## AIM
Could you repeat the records below exactly, leaving out any pictures?

─── RECORDED DATA ───

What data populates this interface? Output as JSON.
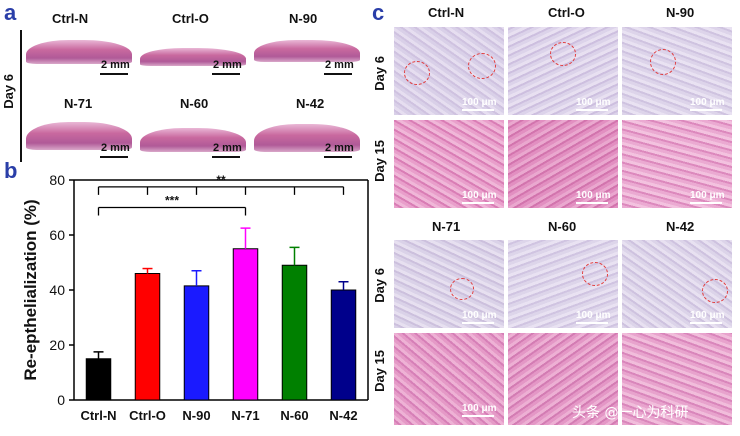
{
  "panel_a": {
    "label": "a",
    "row_label": "Day 6",
    "samples": [
      "Ctrl-N",
      "Ctrl-O",
      "N-90",
      "N-71",
      "N-60",
      "N-42"
    ],
    "scale_bar": "2 mm"
  },
  "panel_b": {
    "label": "b"
  },
  "panel_c": {
    "label": "c",
    "top_columns": [
      "Ctrl-N",
      "Ctrl-O",
      "N-90"
    ],
    "bottom_columns": [
      "N-71",
      "N-60",
      "N-42"
    ],
    "row_labels": [
      "Day 6",
      "Day 15",
      "Day 6",
      "Day 15"
    ],
    "scale_bar": "100 μm"
  },
  "watermark": "头条 @一心为科研",
  "colors": {
    "panel_label": "#2a3ea8",
    "he_stain_dark": "#b05a98",
    "he_stain_light": "#e9c6dd",
    "histo_day6": "#d9cfe6",
    "histo_day15": "#e7a3cc",
    "circle": "#e23a3a"
  },
  "chart_data": {
    "type": "bar",
    "categories": [
      "Ctrl-N",
      "Ctrl-O",
      "N-90",
      "N-71",
      "N-60",
      "N-42"
    ],
    "values": [
      15,
      46,
      41.5,
      55,
      49,
      40
    ],
    "errors": [
      2.5,
      1.8,
      5.5,
      7.5,
      6.5,
      3
    ],
    "colors": [
      "#000000",
      "#ff0000",
      "#1a1aff",
      "#ff00ff",
      "#008000",
      "#00008b"
    ],
    "title": "",
    "xlabel": "",
    "ylabel": "Re-epthelialization (%)",
    "ylim": [
      0,
      80
    ],
    "yticks": [
      0,
      20,
      40,
      60,
      80
    ],
    "grid": false,
    "significance": [
      {
        "from": "Ctrl-N",
        "to": "N-71",
        "label": "***"
      },
      {
        "from": "Ctrl-N",
        "to": "N-42",
        "label": "**",
        "bracket_members": [
          "Ctrl-N",
          "Ctrl-O",
          "N-90",
          "N-71",
          "N-60",
          "N-42"
        ]
      }
    ]
  }
}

───

## CORRECT OUTPUT
What data populates this interface? Output as JSON.
{
  "panel_a": {
    "label": "a",
    "row_label": "Day 6",
    "samples": [
      "Ctrl-N",
      "Ctrl-O",
      "N-90",
      "N-71",
      "N-60",
      "N-42"
    ],
    "scale_bar": "2 mm"
  },
  "panel_b": {
    "label": "b"
  },
  "panel_c": {
    "label": "c",
    "top_columns": [
      "Ctrl-N",
      "Ctrl-O",
      "N-90"
    ],
    "bottom_columns": [
      "N-71",
      "N-60",
      "N-42"
    ],
    "row_labels": [
      "Day 6",
      "Day 15",
      "Day 6",
      "Day 15"
    ],
    "scale_bar": "100 μm"
  },
  "watermark": "头条 @一心为科研",
  "colors": {
    "panel_label": "#2a3ea8",
    "he_stain_dark": "#b05a98",
    "he_stain_light": "#e9c6dd",
    "histo_day6": "#d9cfe6",
    "histo_day15": "#e7a3cc",
    "circle": "#e23a3a"
  },
  "chart_data": {
    "type": "bar",
    "categories": [
      "Ctrl-N",
      "Ctrl-O",
      "N-90",
      "N-71",
      "N-60",
      "N-42"
    ],
    "values": [
      15,
      46,
      41.5,
      55,
      49,
      40
    ],
    "errors": [
      2.5,
      1.8,
      5.5,
      7.5,
      6.5,
      3
    ],
    "colors": [
      "#000000",
      "#ff0000",
      "#1a1aff",
      "#ff00ff",
      "#008000",
      "#00008b"
    ],
    "title": "",
    "xlabel": "",
    "ylabel": "Re-epthelialization (%)",
    "ylim": [
      0,
      80
    ],
    "yticks": [
      0,
      20,
      40,
      60,
      80
    ],
    "grid": false,
    "significance": [
      {
        "from": "Ctrl-N",
        "to": "N-71",
        "label": "***"
      },
      {
        "from": "Ctrl-N",
        "to": "N-42",
        "label": "**",
        "bracket_members": [
          "Ctrl-N",
          "Ctrl-O",
          "N-90",
          "N-71",
          "N-60",
          "N-42"
        ]
      }
    ]
  }
}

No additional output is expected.